» **Dataset rows about figures**

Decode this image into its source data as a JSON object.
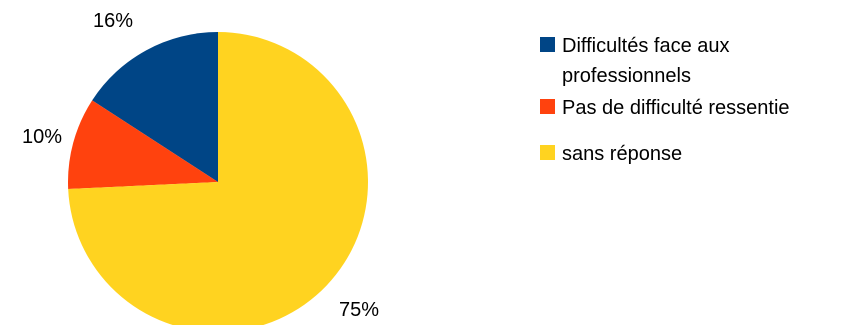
{
  "chart_data": {
    "type": "pie",
    "title": "",
    "slices": [
      {
        "label": "Difficultés face aux professionnels",
        "legend_lines": [
          "Difficultés face aux",
          "professionnels"
        ],
        "value": 16,
        "display": "16%",
        "color": "#004586"
      },
      {
        "label": "Pas de difficulté ressentie",
        "legend_lines": [
          "Pas de difficulté ressentie"
        ],
        "value": 10,
        "display": "10%",
        "color": "#ff420e"
      },
      {
        "label": "sans réponse",
        "legend_lines": [
          "sans réponse"
        ],
        "value": 75,
        "display": "75%",
        "color": "#ffd320"
      }
    ],
    "start_angle_deg": 0,
    "direction": "counterclockwise",
    "legend_position": "right"
  }
}
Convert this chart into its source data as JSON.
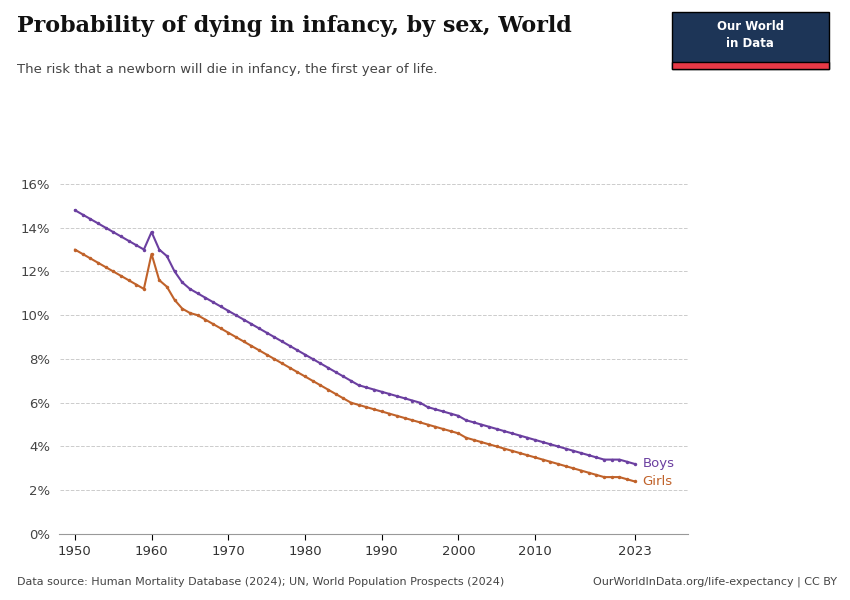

» **What is needed**
Each line of the data should be quoted exactly, with pictures left out.

» **Output for this task**
Decode this image into its source data as a JSON object.
{
  "chart_data": {
    "type": "pie",
    "title": "",
    "slices": [
      {
        "label": "Difficultés face aux professionnels",
        "legend_lines": [
          "Difficultés face aux",
          "professionnels"
        ],
        "value": 16,
        "display": "16%",
        "color": "#004586"
      },
      {
        "label": "Pas de difficulté ressentie",
        "legend_lines": [
          "Pas de difficulté ressentie"
        ],
        "value": 10,
        "display": "10%",
        "color": "#ff420e"
      },
      {
        "label": "sans réponse",
        "legend_lines": [
          "sans réponse"
        ],
        "value": 75,
        "display": "75%",
        "color": "#ffd320"
      }
    ],
    "start_angle_deg": 0,
    "direction": "counterclockwise",
    "legend_position": "right"
  }
}
Convert this chart into its source data as JSON.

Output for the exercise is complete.